[Data tied to figure images]
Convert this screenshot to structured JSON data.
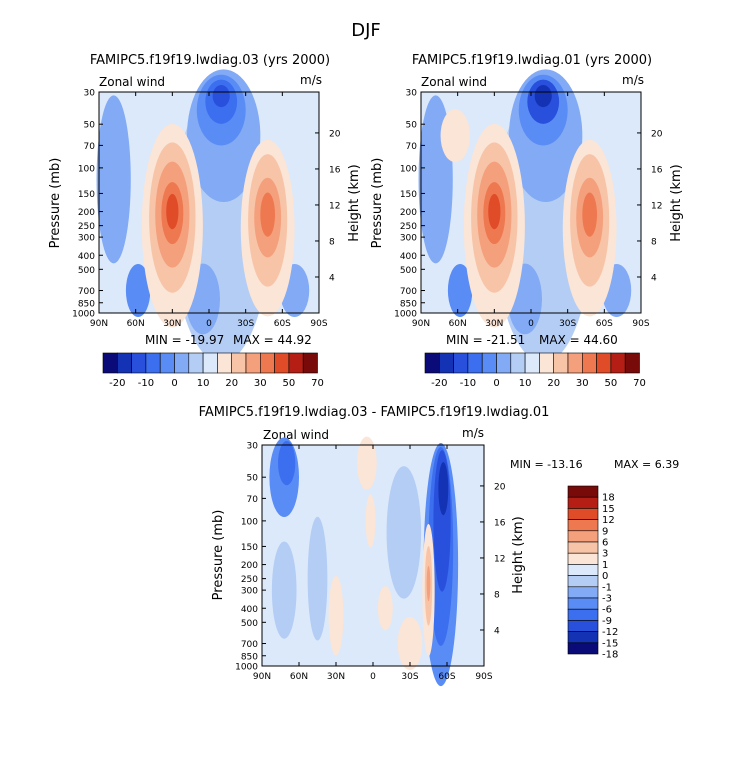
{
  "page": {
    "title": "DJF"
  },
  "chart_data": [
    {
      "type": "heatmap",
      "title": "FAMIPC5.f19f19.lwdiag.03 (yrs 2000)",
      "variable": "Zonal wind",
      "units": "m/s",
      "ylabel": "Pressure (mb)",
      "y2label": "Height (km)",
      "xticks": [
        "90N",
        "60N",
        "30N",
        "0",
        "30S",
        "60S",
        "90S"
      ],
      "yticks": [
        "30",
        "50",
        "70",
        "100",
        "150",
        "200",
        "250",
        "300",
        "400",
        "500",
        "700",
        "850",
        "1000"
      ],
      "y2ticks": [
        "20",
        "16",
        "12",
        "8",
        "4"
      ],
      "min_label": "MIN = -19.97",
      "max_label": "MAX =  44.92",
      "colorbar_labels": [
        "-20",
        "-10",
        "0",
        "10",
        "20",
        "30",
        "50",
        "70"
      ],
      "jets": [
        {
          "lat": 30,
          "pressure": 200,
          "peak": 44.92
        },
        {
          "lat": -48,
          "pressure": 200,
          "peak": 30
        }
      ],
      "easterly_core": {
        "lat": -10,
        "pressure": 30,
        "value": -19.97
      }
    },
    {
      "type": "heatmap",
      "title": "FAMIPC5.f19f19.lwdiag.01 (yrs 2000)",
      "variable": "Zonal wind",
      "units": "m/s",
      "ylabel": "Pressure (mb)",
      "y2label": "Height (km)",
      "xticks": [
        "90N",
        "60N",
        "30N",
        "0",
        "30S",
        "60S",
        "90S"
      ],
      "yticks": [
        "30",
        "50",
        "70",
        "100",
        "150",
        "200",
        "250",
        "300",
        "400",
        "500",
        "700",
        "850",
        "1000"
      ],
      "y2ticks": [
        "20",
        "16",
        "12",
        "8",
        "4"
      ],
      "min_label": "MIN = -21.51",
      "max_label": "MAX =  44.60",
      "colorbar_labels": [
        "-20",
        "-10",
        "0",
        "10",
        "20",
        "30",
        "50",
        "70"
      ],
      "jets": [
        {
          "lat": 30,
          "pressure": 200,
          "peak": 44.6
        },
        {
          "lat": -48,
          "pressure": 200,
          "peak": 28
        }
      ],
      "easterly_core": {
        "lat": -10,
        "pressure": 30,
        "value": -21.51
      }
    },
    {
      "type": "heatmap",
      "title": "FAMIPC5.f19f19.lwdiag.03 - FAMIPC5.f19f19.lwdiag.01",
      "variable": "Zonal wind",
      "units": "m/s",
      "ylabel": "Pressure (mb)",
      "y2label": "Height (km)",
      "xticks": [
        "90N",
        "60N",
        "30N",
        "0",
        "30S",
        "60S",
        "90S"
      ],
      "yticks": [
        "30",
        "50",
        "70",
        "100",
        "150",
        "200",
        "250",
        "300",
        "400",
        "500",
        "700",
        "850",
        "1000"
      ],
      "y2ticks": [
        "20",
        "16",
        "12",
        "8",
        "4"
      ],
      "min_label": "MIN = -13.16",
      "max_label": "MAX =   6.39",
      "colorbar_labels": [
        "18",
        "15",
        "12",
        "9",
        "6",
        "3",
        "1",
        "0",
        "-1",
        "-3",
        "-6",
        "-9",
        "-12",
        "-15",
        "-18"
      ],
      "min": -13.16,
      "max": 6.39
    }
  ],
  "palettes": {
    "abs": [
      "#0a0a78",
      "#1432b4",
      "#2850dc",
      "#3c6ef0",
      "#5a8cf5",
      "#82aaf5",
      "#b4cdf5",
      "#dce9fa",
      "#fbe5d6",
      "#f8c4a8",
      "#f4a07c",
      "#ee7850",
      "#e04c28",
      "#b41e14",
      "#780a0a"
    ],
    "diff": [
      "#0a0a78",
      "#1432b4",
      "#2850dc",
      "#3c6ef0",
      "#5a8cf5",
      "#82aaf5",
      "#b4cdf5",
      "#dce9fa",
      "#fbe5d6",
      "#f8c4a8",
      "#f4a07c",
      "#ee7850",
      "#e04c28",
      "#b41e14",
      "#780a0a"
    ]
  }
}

→ GIVEN REQUEST
Pick out, from the lines above, every one that contains the string "lwdiag".

→ RESULT
      "title": "FAMIPC5.f19f19.lwdiag.03 (yrs 2000)",
      "title": "FAMIPC5.f19f19.lwdiag.01 (yrs 2000)",
      "title": "FAMIPC5.f19f19.lwdiag.03 - FAMIPC5.f19f19.lwdiag.01",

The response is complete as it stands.